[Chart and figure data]
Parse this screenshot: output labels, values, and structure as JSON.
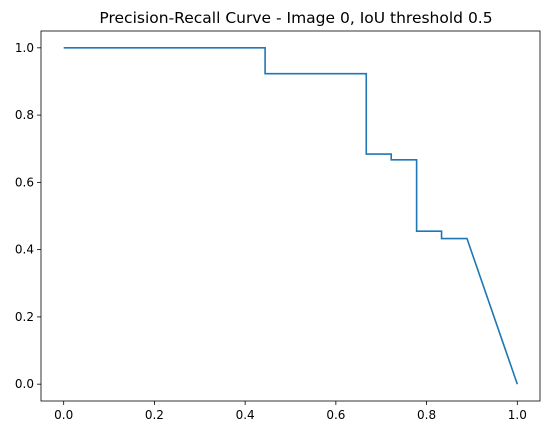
{
  "chart_data": {
    "type": "line",
    "title": "Precision-Recall Curve - Image 0, IoU threshold 0.5",
    "xlabel": "",
    "ylabel": "",
    "xlim": [
      -0.05,
      1.05
    ],
    "ylim": [
      -0.05,
      1.05
    ],
    "grid": false,
    "x_ticks": [
      "0.0",
      "0.2",
      "0.4",
      "0.6",
      "0.8",
      "1.0"
    ],
    "y_ticks": [
      "0.0",
      "0.2",
      "0.4",
      "0.6",
      "0.8",
      "1.0"
    ],
    "series": [
      {
        "color": "#1f77b4",
        "x": [
          0.0,
          0.444,
          0.444,
          0.667,
          0.667,
          0.722,
          0.722,
          0.778,
          0.778,
          0.833,
          0.833,
          0.889,
          1.0
        ],
        "y": [
          1.0,
          1.0,
          0.923,
          0.923,
          0.684,
          0.684,
          0.667,
          0.667,
          0.455,
          0.455,
          0.433,
          0.433,
          0.0
        ]
      }
    ]
  }
}
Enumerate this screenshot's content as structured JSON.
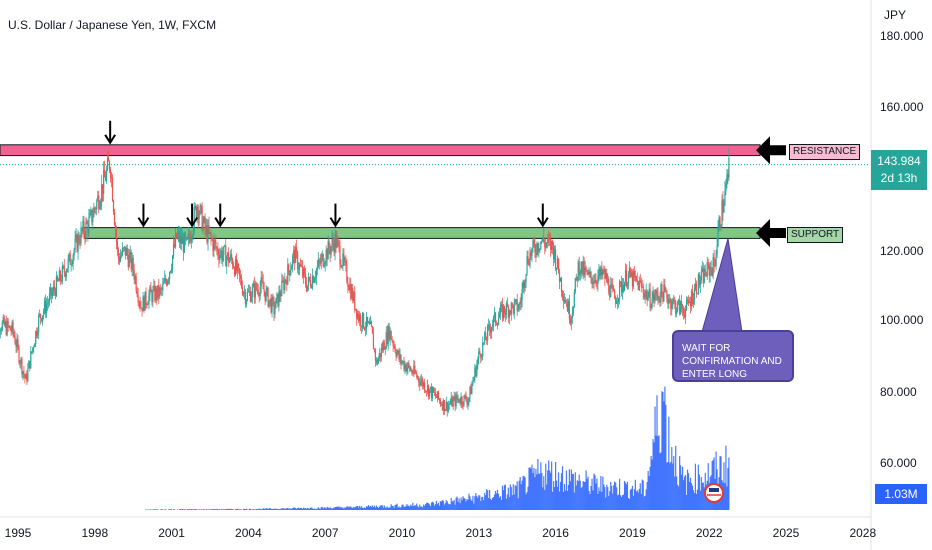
{
  "header": {
    "title": "U.S. Dollar / Japanese Yen, 1W, FXCM",
    "currency": "JPY"
  },
  "price_tag": {
    "price": "143.984",
    "countdown": "2d 13h"
  },
  "volume_tag": {
    "value": "1.03M"
  },
  "annotations": {
    "resistance_label": "RESISTANCE",
    "support_label": "SUPPORT",
    "note": "WAIT FOR CONFIRMATION AND ENTER LONG"
  },
  "colors": {
    "up_candle": "#26a69a",
    "down_candle": "#ef5350",
    "resistance_zone": "#f06292",
    "support_zone": "#81c784",
    "volume": "#2962ff",
    "note_box": "#6e5fbd"
  },
  "chart_data": {
    "type": "candlestick",
    "title": "U.S. Dollar / Japanese Yen, 1W, FXCM",
    "ylabel": "JPY",
    "y_ticks": [
      "60.000",
      "80.000",
      "100.000",
      "120.000",
      "160.000",
      "180.000"
    ],
    "x_ticks": [
      "1995",
      "1998",
      "2001",
      "2004",
      "2007",
      "2010",
      "2013",
      "2016",
      "2019",
      "2022",
      "2025",
      "2028"
    ],
    "ylim": [
      54,
      181
    ],
    "xlim": [
      1993.7,
      2029.0
    ],
    "resistance_zone": [
      146.5,
      149.5
    ],
    "support_zone": [
      123.5,
      126.5
    ],
    "last_price": 143.984,
    "price_series": [
      {
        "x": 1994.0,
        "y": 100
      },
      {
        "x": 1994.8,
        "y": 97
      },
      {
        "x": 1995.3,
        "y": 83
      },
      {
        "x": 1995.8,
        "y": 100
      },
      {
        "x": 1996.5,
        "y": 110
      },
      {
        "x": 1997.0,
        "y": 117
      },
      {
        "x": 1997.4,
        "y": 124
      },
      {
        "x": 1997.8,
        "y": 128
      },
      {
        "x": 1998.3,
        "y": 138
      },
      {
        "x": 1998.6,
        "y": 145
      },
      {
        "x": 1998.9,
        "y": 118
      },
      {
        "x": 1999.2,
        "y": 120
      },
      {
        "x": 1999.5,
        "y": 115
      },
      {
        "x": 1999.8,
        "y": 104
      },
      {
        "x": 2000.1,
        "y": 107
      },
      {
        "x": 2000.6,
        "y": 108
      },
      {
        "x": 2000.9,
        "y": 114
      },
      {
        "x": 2001.2,
        "y": 124
      },
      {
        "x": 2001.6,
        "y": 121
      },
      {
        "x": 2002.0,
        "y": 133
      },
      {
        "x": 2002.3,
        "y": 126
      },
      {
        "x": 2002.8,
        "y": 120
      },
      {
        "x": 2003.4,
        "y": 117
      },
      {
        "x": 2003.9,
        "y": 107
      },
      {
        "x": 2004.5,
        "y": 110
      },
      {
        "x": 2005.0,
        "y": 103
      },
      {
        "x": 2005.8,
        "y": 119
      },
      {
        "x": 2006.3,
        "y": 110
      },
      {
        "x": 2007.0,
        "y": 119
      },
      {
        "x": 2007.4,
        "y": 123
      },
      {
        "x": 2007.8,
        "y": 114
      },
      {
        "x": 2008.3,
        "y": 101
      },
      {
        "x": 2008.8,
        "y": 97
      },
      {
        "x": 2009.0,
        "y": 88
      },
      {
        "x": 2009.5,
        "y": 97
      },
      {
        "x": 2009.9,
        "y": 89
      },
      {
        "x": 2010.5,
        "y": 85
      },
      {
        "x": 2011.0,
        "y": 81
      },
      {
        "x": 2011.7,
        "y": 76
      },
      {
        "x": 2012.2,
        "y": 78
      },
      {
        "x": 2012.6,
        "y": 78
      },
      {
        "x": 2013.0,
        "y": 90
      },
      {
        "x": 2013.5,
        "y": 99
      },
      {
        "x": 2014.0,
        "y": 103
      },
      {
        "x": 2014.6,
        "y": 104
      },
      {
        "x": 2014.9,
        "y": 118
      },
      {
        "x": 2015.4,
        "y": 123
      },
      {
        "x": 2015.9,
        "y": 121
      },
      {
        "x": 2016.3,
        "y": 108
      },
      {
        "x": 2016.6,
        "y": 101
      },
      {
        "x": 2016.9,
        "y": 116
      },
      {
        "x": 2017.3,
        "y": 112
      },
      {
        "x": 2017.9,
        "y": 113
      },
      {
        "x": 2018.3,
        "y": 106
      },
      {
        "x": 2018.8,
        "y": 113
      },
      {
        "x": 2019.3,
        "y": 110
      },
      {
        "x": 2019.7,
        "y": 106
      },
      {
        "x": 2020.2,
        "y": 108
      },
      {
        "x": 2020.7,
        "y": 104
      },
      {
        "x": 2021.1,
        "y": 103
      },
      {
        "x": 2021.5,
        "y": 110
      },
      {
        "x": 2021.9,
        "y": 114
      },
      {
        "x": 2022.2,
        "y": 116
      },
      {
        "x": 2022.4,
        "y": 128
      },
      {
        "x": 2022.6,
        "y": 135
      },
      {
        "x": 2022.8,
        "y": 144
      }
    ],
    "arrow_markers": [
      {
        "x": 1998.6,
        "y": 149.5
      },
      {
        "x": 1999.9,
        "y": 126.5
      },
      {
        "x": 2001.8,
        "y": 126.5
      },
      {
        "x": 2002.9,
        "y": 126.5
      },
      {
        "x": 2007.4,
        "y": 126.5
      },
      {
        "x": 2015.5,
        "y": 126.5
      }
    ],
    "volume_series": [
      {
        "x": 1994.0,
        "v": 0.0
      },
      {
        "x": 2004.0,
        "v": 0.02
      },
      {
        "x": 2008.0,
        "v": 0.06
      },
      {
        "x": 2011.0,
        "v": 0.12
      },
      {
        "x": 2013.0,
        "v": 0.28
      },
      {
        "x": 2014.5,
        "v": 0.45
      },
      {
        "x": 2015.5,
        "v": 0.85
      },
      {
        "x": 2016.5,
        "v": 0.7
      },
      {
        "x": 2017.5,
        "v": 0.55
      },
      {
        "x": 2018.5,
        "v": 0.5
      },
      {
        "x": 2019.5,
        "v": 0.45
      },
      {
        "x": 2020.2,
        "v": 2.6
      },
      {
        "x": 2020.4,
        "v": 1.6
      },
      {
        "x": 2021.0,
        "v": 0.6
      },
      {
        "x": 2022.0,
        "v": 0.8
      },
      {
        "x": 2022.8,
        "v": 1.03
      }
    ]
  }
}
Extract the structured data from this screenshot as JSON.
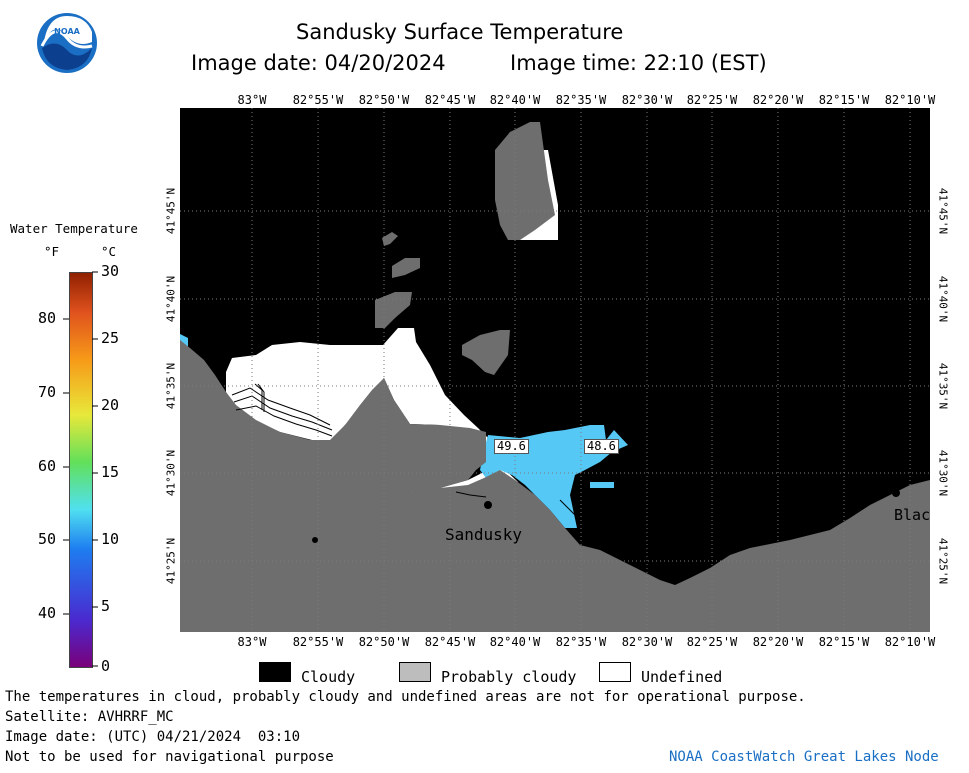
{
  "header": {
    "title": "Sandusky Surface Temperature",
    "image_date_label": "Image date: 04/20/2024",
    "image_time_label": "Image time: 22:10 (EST)"
  },
  "logo": {
    "text": "NOAA"
  },
  "colorbar": {
    "title": "Water Temperature",
    "unit_f": "°F",
    "unit_c": "°C",
    "f_ticks": [
      "80",
      "70",
      "60",
      "50",
      "40"
    ],
    "c_ticks": [
      "30",
      "25",
      "20",
      "15",
      "10",
      "5",
      "0"
    ]
  },
  "map": {
    "lon_labels": [
      "83°W",
      "82°55'W",
      "82°50'W",
      "82°45'W",
      "82°40'W",
      "82°35'W",
      "82°30'W",
      "82°25'W",
      "82°20'W",
      "82°15'W",
      "82°10'W"
    ],
    "lat_labels": [
      "41°45'N",
      "41°40'N",
      "41°35'N",
      "41°30'N",
      "41°25'N"
    ],
    "temp_labels": [
      "49.6",
      "48.6"
    ],
    "place_labels": [
      "Sandusky",
      "Blac"
    ],
    "colors": {
      "cloudy": "#000000",
      "probably_cloudy": "#6e6e6e",
      "undefined": "#ffffff",
      "water": "#55c8f5"
    }
  },
  "legend": {
    "cloudy": "Cloudy",
    "probably_cloudy": "Probably cloudy",
    "undefined": "Undefined"
  },
  "footer": {
    "disclaimer": "The temperatures in cloud, probably cloudy and undefined areas are not for operational purpose.",
    "satellite": "Satellite: AVHRRF_MC",
    "utc_date": "Image date: (UTC) 04/21/2024  03:10",
    "nav_warning": "Not to be used for navigational purpose",
    "credit": "NOAA CoastWatch Great Lakes Node"
  }
}
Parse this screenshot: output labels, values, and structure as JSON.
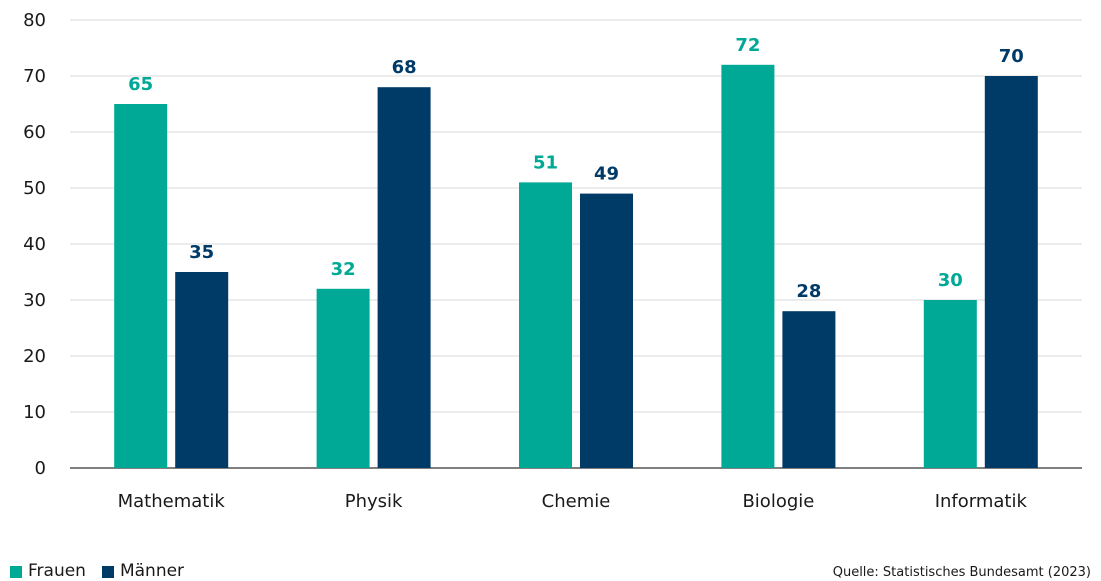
{
  "chart_data": {
    "type": "bar",
    "categories": [
      "Mathematik",
      "Physik",
      "Chemie",
      "Biologie",
      "Informatik"
    ],
    "series": [
      {
        "name": "Frauen",
        "values": [
          65,
          32,
          51,
          72,
          30
        ],
        "color": "#00a896"
      },
      {
        "name": "Männer",
        "values": [
          35,
          68,
          49,
          28,
          70
        ],
        "color": "#003a66"
      }
    ],
    "yticks": [
      "0",
      "10",
      "20",
      "30",
      "40",
      "50",
      "60",
      "70",
      "80"
    ],
    "ylim": [
      0,
      80
    ],
    "grid": true,
    "legend_position": "bottom-left",
    "source": "Quelle: Statistisches Bundesamt (2023)"
  }
}
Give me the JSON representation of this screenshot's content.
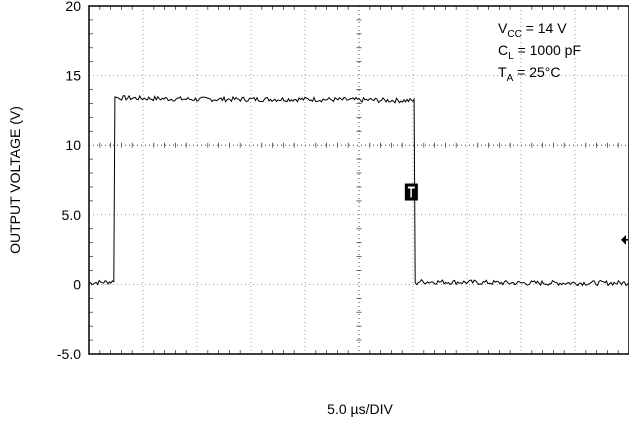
{
  "chart_data": {
    "type": "line",
    "xlabel": "5.0 µs/DIV",
    "ylabel": "OUTPUT VOLTAGE (V)",
    "ylim": [
      -5,
      20
    ],
    "xlim": [
      0,
      50
    ],
    "yticks": [
      "20",
      "15",
      "10",
      "5.0",
      "0",
      "-5.0"
    ],
    "ytick_values": [
      20,
      15,
      10,
      5,
      0,
      -5
    ],
    "grid": "dotted",
    "x_divisions": 10,
    "y_minor_per_division": 5,
    "annotations": [
      {
        "main": "V",
        "sub": "CC",
        "rest": " = 14 V"
      },
      {
        "main": "C",
        "sub": "L",
        "rest": " = 1000 pF"
      },
      {
        "main": "T",
        "sub": "A",
        "rest": " = 25°C"
      }
    ],
    "series": [
      {
        "color": "#000000",
        "points": [
          [
            0,
            0.1
          ],
          [
            2.3,
            0.2
          ],
          [
            2.4,
            13.6
          ],
          [
            2.6,
            13.4
          ],
          [
            10,
            13.3
          ],
          [
            20,
            13.3
          ],
          [
            30,
            13.2
          ],
          [
            30.1,
            13.3
          ],
          [
            30.2,
            0
          ],
          [
            30.5,
            0.2
          ],
          [
            40,
            0.1
          ],
          [
            50,
            0.1
          ]
        ]
      }
    ],
    "markers": [
      {
        "name": "trigger-level-marker",
        "x": 29.8,
        "y": 6.6
      },
      {
        "name": "reference-arrow-marker",
        "x": 50,
        "y": 3.2
      }
    ]
  }
}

## WHAT TO PRODUCE
Determine how many lines in the data above contain the string "content". Give nothing except the number.

## WRITTEN SOLUTION
2